__Given problem__: Scan the data below for the string "Enter". Show every line where it turns up.

__Entries__:
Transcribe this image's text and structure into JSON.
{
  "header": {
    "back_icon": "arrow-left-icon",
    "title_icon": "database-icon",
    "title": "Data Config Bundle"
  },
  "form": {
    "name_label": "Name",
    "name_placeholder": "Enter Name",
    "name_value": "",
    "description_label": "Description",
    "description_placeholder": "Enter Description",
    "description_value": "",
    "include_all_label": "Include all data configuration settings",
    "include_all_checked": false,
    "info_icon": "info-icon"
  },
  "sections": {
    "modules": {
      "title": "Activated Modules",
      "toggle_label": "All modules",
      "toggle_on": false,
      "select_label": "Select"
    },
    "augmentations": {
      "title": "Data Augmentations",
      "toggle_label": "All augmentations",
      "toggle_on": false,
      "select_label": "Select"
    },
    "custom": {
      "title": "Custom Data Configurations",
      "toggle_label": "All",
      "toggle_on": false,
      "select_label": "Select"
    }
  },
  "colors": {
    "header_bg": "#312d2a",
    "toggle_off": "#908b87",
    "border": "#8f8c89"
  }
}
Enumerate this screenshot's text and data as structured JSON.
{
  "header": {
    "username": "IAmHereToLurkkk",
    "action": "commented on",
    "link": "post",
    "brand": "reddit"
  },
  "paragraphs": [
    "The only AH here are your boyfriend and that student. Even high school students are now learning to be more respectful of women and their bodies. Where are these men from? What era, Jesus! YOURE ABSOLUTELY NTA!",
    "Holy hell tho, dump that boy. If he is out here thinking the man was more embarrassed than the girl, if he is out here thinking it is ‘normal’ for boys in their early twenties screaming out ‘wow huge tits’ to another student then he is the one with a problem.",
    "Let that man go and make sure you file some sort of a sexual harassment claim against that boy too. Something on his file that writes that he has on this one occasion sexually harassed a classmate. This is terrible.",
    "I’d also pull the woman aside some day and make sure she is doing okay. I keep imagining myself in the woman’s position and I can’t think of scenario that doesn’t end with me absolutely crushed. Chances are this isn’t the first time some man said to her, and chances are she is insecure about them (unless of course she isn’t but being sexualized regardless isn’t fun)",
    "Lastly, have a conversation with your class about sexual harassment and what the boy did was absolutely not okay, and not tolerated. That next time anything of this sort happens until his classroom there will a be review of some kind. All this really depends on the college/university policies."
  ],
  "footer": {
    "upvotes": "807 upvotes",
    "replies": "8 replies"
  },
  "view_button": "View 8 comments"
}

--

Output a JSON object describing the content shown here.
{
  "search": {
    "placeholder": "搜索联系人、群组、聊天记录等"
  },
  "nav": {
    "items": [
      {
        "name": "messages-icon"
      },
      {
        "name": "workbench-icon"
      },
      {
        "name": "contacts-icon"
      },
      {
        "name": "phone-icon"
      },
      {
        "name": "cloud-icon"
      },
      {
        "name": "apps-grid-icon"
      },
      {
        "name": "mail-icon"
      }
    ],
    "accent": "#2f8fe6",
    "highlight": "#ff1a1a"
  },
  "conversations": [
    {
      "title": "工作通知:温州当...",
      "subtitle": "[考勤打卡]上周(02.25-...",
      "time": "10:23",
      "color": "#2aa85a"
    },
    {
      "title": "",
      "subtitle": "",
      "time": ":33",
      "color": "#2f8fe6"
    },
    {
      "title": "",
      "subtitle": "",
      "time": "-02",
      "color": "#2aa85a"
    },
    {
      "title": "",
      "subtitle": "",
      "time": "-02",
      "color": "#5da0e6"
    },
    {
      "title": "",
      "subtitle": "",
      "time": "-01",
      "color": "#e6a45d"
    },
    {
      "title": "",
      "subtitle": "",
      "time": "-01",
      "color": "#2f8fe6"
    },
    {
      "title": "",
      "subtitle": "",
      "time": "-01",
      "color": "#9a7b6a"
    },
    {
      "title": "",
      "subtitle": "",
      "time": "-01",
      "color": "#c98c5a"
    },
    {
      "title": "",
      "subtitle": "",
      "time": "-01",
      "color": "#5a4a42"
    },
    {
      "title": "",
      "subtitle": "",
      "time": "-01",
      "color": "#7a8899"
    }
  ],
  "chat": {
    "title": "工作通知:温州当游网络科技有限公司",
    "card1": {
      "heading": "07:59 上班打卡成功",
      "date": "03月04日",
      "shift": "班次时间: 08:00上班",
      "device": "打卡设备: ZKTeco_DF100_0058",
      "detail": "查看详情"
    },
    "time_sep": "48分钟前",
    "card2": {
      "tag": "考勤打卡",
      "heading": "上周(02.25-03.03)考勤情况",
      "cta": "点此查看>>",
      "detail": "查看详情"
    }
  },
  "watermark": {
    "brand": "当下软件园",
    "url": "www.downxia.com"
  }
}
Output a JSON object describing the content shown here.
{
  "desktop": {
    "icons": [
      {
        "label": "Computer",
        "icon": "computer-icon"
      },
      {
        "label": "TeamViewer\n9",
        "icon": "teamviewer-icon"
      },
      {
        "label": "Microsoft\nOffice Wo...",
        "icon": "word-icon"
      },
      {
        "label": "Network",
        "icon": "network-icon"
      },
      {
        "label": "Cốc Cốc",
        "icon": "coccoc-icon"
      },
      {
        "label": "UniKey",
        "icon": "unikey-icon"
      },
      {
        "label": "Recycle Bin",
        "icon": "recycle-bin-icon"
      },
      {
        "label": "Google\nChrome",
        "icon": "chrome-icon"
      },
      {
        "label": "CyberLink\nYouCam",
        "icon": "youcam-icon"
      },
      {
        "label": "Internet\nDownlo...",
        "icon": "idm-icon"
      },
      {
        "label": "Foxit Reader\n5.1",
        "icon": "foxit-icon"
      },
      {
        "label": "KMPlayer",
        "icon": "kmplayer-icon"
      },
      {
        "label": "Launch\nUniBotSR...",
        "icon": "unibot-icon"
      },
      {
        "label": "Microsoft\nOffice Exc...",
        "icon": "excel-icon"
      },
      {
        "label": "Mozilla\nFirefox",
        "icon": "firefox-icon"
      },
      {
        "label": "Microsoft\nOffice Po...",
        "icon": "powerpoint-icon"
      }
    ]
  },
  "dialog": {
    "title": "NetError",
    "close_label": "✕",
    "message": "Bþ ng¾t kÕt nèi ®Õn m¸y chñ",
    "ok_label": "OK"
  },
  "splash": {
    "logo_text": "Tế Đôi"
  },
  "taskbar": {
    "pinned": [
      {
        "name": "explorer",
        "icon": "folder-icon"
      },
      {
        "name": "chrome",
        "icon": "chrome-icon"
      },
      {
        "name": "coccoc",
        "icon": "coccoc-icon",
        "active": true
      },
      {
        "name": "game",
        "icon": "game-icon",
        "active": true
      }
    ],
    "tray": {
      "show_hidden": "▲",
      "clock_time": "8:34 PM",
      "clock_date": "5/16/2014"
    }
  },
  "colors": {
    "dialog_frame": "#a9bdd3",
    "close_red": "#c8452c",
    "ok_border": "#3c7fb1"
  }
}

__Answer in full__:
    "name_placeholder": "Enter Name",
    "description_placeholder": "Enter Description",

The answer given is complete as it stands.